EXERCISE MATERIAL:
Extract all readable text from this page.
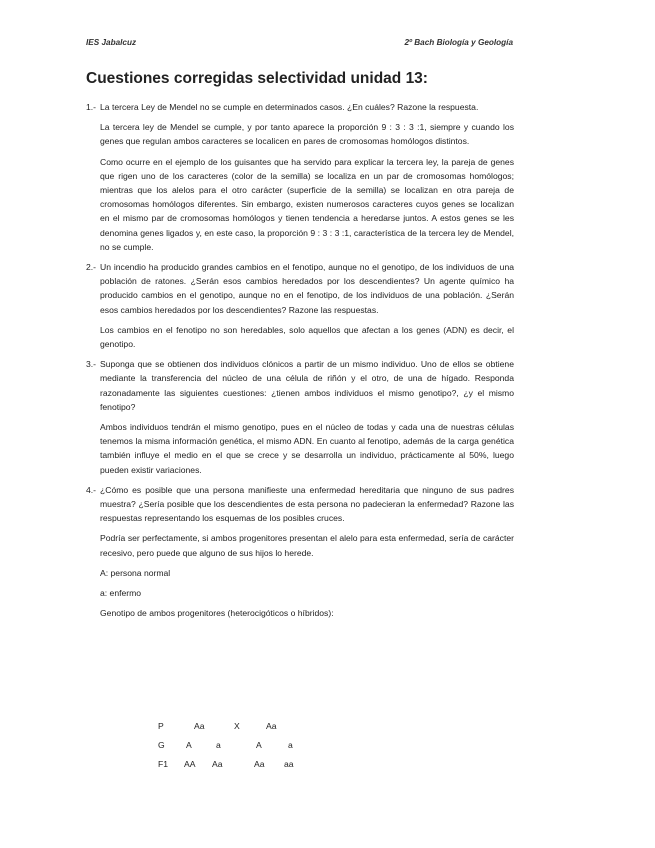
IES Jabalcuz	2º Bach Biología y Geología
Cuestiones corregidas selectividad unidad 13:
1.- La tercera Ley de Mendel no se cumple en determinados casos. ¿En cuáles? Razone la respuesta.

La tercera ley de Mendel se cumple, y por tanto aparece la proporción 9 : 3 : 3 :1, siempre y cuando los genes que regulan ambos caracteres se localicen en pares de cromosomas homólogos distintos.

Como ocurre en el ejemplo de los guisantes que ha servido para explicar la tercera ley, la pareja de genes que rigen uno de los caracteres (color de la semilla) se localiza en un par de cromosomas homólogos; mientras que los alelos para el otro carácter (superficie de la semilla) se localizan en otra pareja de cromosomas homólogos diferentes. Sin embargo, existen numerosos caracteres cuyos genes se localizan en el mismo par de cromosomas homólogos y tienen tendencia a heredarse juntos. A estos genes se les denomina genes ligados y, en este caso, la proporción 9 : 3 : 3 :1, característica de la tercera ley de Mendel, no se cumple.

2.- Un incendio ha producido grandes cambios en el fenotipo, aunque no el genotipo, de los individuos de una población de ratones. ¿Serán esos cambios heredados por los descendientes? Un agente químico ha producido cambios en el genotipo, aunque no en el fenotipo, de los individuos de una población. ¿Serán esos cambios heredados por los descendientes? Razone las respuestas.

Los cambios en el fenotipo no son heredables, solo aquellos que afectan a los genes (ADN) es decir, el genotipo.

3.- Suponga que se obtienen dos individuos clónicos a partir de un mismo individuo. Uno de ellos se obtiene mediante la transferencia del núcleo de una célula de riñón y el otro, de una de hígado. Responda razonadamente las siguientes cuestiones: ¿tienen ambos individuos el mismo genotipo?, ¿y el mismo fenotipo?

Ambos individuos tendrán el mismo genotipo, pues en el núcleo de todas y cada una de nuestras células tenemos la misma información genética, el mismo ADN. En cuanto al fenotipo, además de la carga genética también influye el medio en el que se crece y se desarrolla un individuo, prácticamente al 50%, luego pueden existir variaciones.

4.- ¿Cómo es posible que una persona manifieste una enfermedad hereditaria que ninguno de sus padres muestra? ¿Sería posible que los descendientes de esta persona no padecieran la enfermedad? Razone las respuestas representando los esquemas de los posibles cruces.

Podría ser perfectamente, si ambos progenitores presentan el alelo para esta enfermedad, sería de carácter recesivo, pero puede que alguno de sus hijos lo herede.

A: persona normal

a: enfermo

Genotipo de ambos progenitores (heterocigóticos o híbridos):

P	Aa	X	Aa
G A	a	A	a
F1 AA Aa	Aa aa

WHAT NEEDS TO BE DONE: Your answer should be the lines of the records that include the word "cumple".

EXERCISE ANSWER:
1.- La tercera Ley de Mendel no se cumple en determinados casos. ¿En cuáles? Razone la respuesta.
La tercera ley de Mendel se cumple, y por tanto aparece la proporción 9 : 3 : 3 :1, siempre y cuando los genes que regulan ambos caracteres se localicen en pares de cromosomas homólogos distintos.
Como ocurre en el ejemplo de los guisantes que ha servido para explicar la tercera ley, la pareja de genes que rigen uno de los caracteres (color de la semilla) se localiza en un par de cromosomas homólogos; mientras que los alelos para el otro carácter (superficie de la semilla) se localizan en otra pareja de cromosomas homólogos diferentes. Sin embargo, existen numerosos caracteres cuyos genes se localizan en el mismo par de cromosomas homólogos y tienen tendencia a heredarse juntos. A estos genes se les denomina genes ligados y, en este caso, la proporción 9 : 3 : 3 :1, característica de la tercera ley de Mendel, no se cumple.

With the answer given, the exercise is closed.